╭─ EXERCISE MATERIAL

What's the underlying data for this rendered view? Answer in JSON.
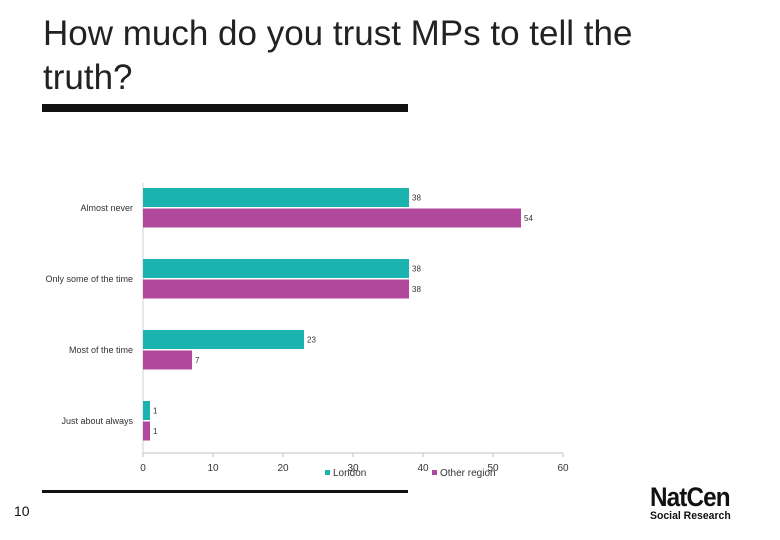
{
  "slide": {
    "title": "How much do you trust MPs to tell the truth?",
    "page_number": "10",
    "logo": {
      "main": "NatCen",
      "sub": "Social Research"
    }
  },
  "chart_data": {
    "type": "bar",
    "orientation": "horizontal",
    "title": "",
    "xlabel": "",
    "ylabel": "",
    "categories": [
      "Almost never",
      "Only some of the time",
      "Most of the time",
      "Just about always"
    ],
    "series": [
      {
        "name": "London",
        "values": [
          38,
          38,
          23,
          1
        ],
        "color": "#1ab3b0"
      },
      {
        "name": "Other region",
        "values": [
          54,
          38,
          7,
          1
        ],
        "color": "#b0489c"
      }
    ],
    "xlim": [
      0,
      60
    ],
    "x_ticks": [
      0,
      10,
      20,
      30,
      40,
      50,
      60
    ],
    "grid": false,
    "legend": "bottom",
    "data_labels": true
  }
}
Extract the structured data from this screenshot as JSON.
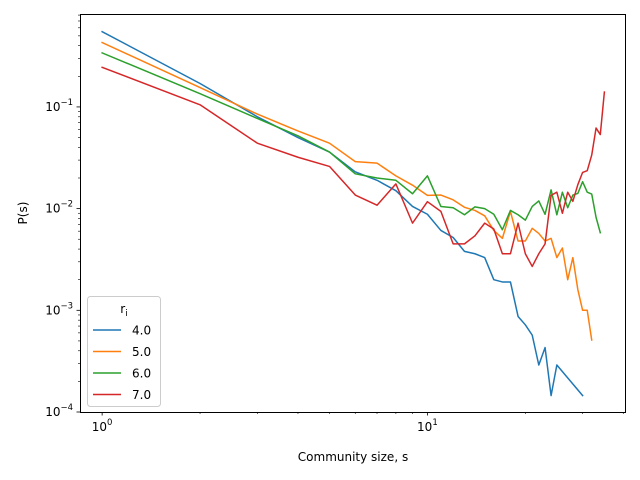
{
  "chart_data": {
    "type": "line",
    "title": "",
    "xlabel": "Community size, s",
    "ylabel": "P(s)",
    "xscale": "log",
    "yscale": "log",
    "xlim": [
      0.855,
      40.5
    ],
    "ylim": [
      0.0001,
      0.82
    ],
    "x_ticks": [
      {
        "value": 1,
        "base": "10",
        "exp": "0"
      },
      {
        "value": 10,
        "base": "10",
        "exp": "1"
      }
    ],
    "y_ticks": [
      {
        "value": 0.0001,
        "base": "10",
        "exp": "−4"
      },
      {
        "value": 0.001,
        "base": "10",
        "exp": "−3"
      },
      {
        "value": 0.01,
        "base": "10",
        "exp": "−2"
      },
      {
        "value": 0.1,
        "base": "10",
        "exp": "−1"
      }
    ],
    "grid": false,
    "legend": {
      "title_base": "r",
      "title_sub": "i",
      "placement": "lower-left"
    },
    "series": [
      {
        "name": "4.0",
        "color": "#1f77b4",
        "x": [
          1,
          2,
          3,
          4,
          5,
          6,
          7,
          8,
          9,
          10,
          11,
          12,
          13,
          14,
          15,
          16,
          17,
          18,
          19,
          20,
          21,
          22,
          23,
          24,
          25,
          30
        ],
        "y": [
          0.55,
          0.17,
          0.08,
          0.05,
          0.036,
          0.023,
          0.019,
          0.015,
          0.0105,
          0.0088,
          0.0061,
          0.0052,
          0.0038,
          0.0036,
          0.0033,
          0.002,
          0.0019,
          0.0019,
          0.00087,
          0.00072,
          0.00057,
          0.00029,
          0.00043,
          0.000145,
          0.00029,
          0.000145
        ]
      },
      {
        "name": "5.0",
        "color": "#ff7f0e",
        "x": [
          1,
          2,
          3,
          4,
          5,
          6,
          7,
          8,
          9,
          10,
          11,
          12,
          13,
          14,
          15,
          16,
          17,
          18,
          19,
          20,
          21,
          22,
          23,
          24,
          25,
          26,
          27,
          28,
          29,
          30,
          31,
          32
        ],
        "y": [
          0.43,
          0.155,
          0.085,
          0.058,
          0.044,
          0.029,
          0.028,
          0.021,
          0.017,
          0.0135,
          0.0136,
          0.0122,
          0.0103,
          0.0096,
          0.0085,
          0.0061,
          0.0051,
          0.0094,
          0.0048,
          0.0048,
          0.0064,
          0.0057,
          0.0048,
          0.0051,
          0.0033,
          0.0041,
          0.002,
          0.0033,
          0.0016,
          0.001,
          0.001,
          0.00051
        ]
      },
      {
        "name": "6.0",
        "color": "#2ca02c",
        "x": [
          1,
          2,
          3,
          4,
          5,
          6,
          7,
          8,
          9,
          10,
          11,
          12,
          13,
          14,
          15,
          16,
          17,
          18,
          19,
          20,
          21,
          22,
          23,
          24,
          25,
          26,
          27,
          28,
          29,
          30,
          31,
          32,
          33,
          34
        ],
        "y": [
          0.34,
          0.135,
          0.077,
          0.052,
          0.036,
          0.022,
          0.02,
          0.019,
          0.014,
          0.021,
          0.0105,
          0.0102,
          0.0087,
          0.0104,
          0.01,
          0.0088,
          0.0062,
          0.0096,
          0.0087,
          0.0077,
          0.0105,
          0.0119,
          0.0088,
          0.0153,
          0.0087,
          0.0145,
          0.0102,
          0.0136,
          0.0141,
          0.0184,
          0.0145,
          0.0139,
          0.0082,
          0.0058
        ]
      },
      {
        "name": "7.0",
        "color": "#d62728",
        "x": [
          1,
          2,
          3,
          4,
          5,
          6,
          7,
          8,
          9,
          10,
          11,
          12,
          13,
          14,
          15,
          16,
          17,
          18,
          19,
          20,
          21,
          22,
          23,
          24,
          25,
          26,
          27,
          28,
          29,
          30,
          31,
          32,
          33,
          34,
          35
        ],
        "y": [
          0.245,
          0.105,
          0.044,
          0.032,
          0.026,
          0.0136,
          0.0108,
          0.0175,
          0.0072,
          0.0117,
          0.0094,
          0.0045,
          0.0045,
          0.0054,
          0.0072,
          0.0063,
          0.0036,
          0.0036,
          0.0072,
          0.0036,
          0.0027,
          0.0036,
          0.0045,
          0.0135,
          0.0145,
          0.009,
          0.0145,
          0.0118,
          0.0172,
          0.0227,
          0.0236,
          0.0336,
          0.062,
          0.0535,
          0.14
        ]
      }
    ]
  }
}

╰─

**EXERCISE DESCRIPTION:**
List every line in the records above that contains the word "JSON".

**THE OUTPUT:**
What's the underlying data for this rendered view? Answer in JSON.
Extract the structured data from this screenshot as JSON.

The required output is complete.